- **THE TASK**: Extract the complete listing and output it unchanged.

- **DATA FOR PROCESSING**:
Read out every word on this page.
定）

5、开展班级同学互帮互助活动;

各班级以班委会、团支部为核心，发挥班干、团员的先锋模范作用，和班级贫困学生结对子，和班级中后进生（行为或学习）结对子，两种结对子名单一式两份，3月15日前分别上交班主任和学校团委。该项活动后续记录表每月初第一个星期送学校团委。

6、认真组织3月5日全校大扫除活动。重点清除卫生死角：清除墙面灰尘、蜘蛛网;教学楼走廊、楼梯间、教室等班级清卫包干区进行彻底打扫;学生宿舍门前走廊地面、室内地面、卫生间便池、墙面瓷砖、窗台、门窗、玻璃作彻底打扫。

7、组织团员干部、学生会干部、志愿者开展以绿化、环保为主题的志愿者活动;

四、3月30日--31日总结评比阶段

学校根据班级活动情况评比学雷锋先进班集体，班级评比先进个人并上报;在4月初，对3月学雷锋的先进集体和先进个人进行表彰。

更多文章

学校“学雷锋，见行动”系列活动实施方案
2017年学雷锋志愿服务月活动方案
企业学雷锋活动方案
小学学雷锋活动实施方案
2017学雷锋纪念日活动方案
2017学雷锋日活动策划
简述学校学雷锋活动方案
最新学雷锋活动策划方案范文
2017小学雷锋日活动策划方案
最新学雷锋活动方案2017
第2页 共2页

- **WORKED SOLUTION**:
Read out every word on this page.
定）

5、开展班级同学互帮互助活动;

各班级以班委会、团支部为核心，发挥班干、团员的先锋模范作用，和班级贫困学生结对子，和班级中后进生（行为或学习）结对子，两种结对子名单一式两份，3月15日前分别上交班主任和学校团委。该项活动后续记录表每月初第一个星期送学校团委。

6、认真组织3月5日全校大扫除活动。重点清除卫生死角：清除墙面灰尘、蜘蛛网;教学楼走廊、楼梯间、教室等班级清卫包干区进行彻底打扫;学生宿舍门前走廊地面、室内地面、卫生间便池、墙面瓷砖、窗台、门窗、玻璃作彻底打扫。

7、组织团员干部、学生会干部、志愿者开展以绿化、环保为主题的志愿者活动;

四、3月30日--31日总结评比阶段

学校根据班级活动情况评比学雷锋先进班集体，班级评比先进个人并上报;在4月初，对3月学雷锋的先进集体和先进个人进行表彰。

更多文章

学校“学雷锋，见行动”系列活动实施方案
2017年学雷锋志愿服务月活动方案
企业学雷锋活动方案
小学学雷锋活动实施方案
2017学雷锋纪念日活动方案
2017学雷锋日活动策划
简述学校学雷锋活动方案
最新学雷锋活动策划方案范文
2017小学雷锋日活动策划方案
最新学雷锋活动方案2017
第2页 共2页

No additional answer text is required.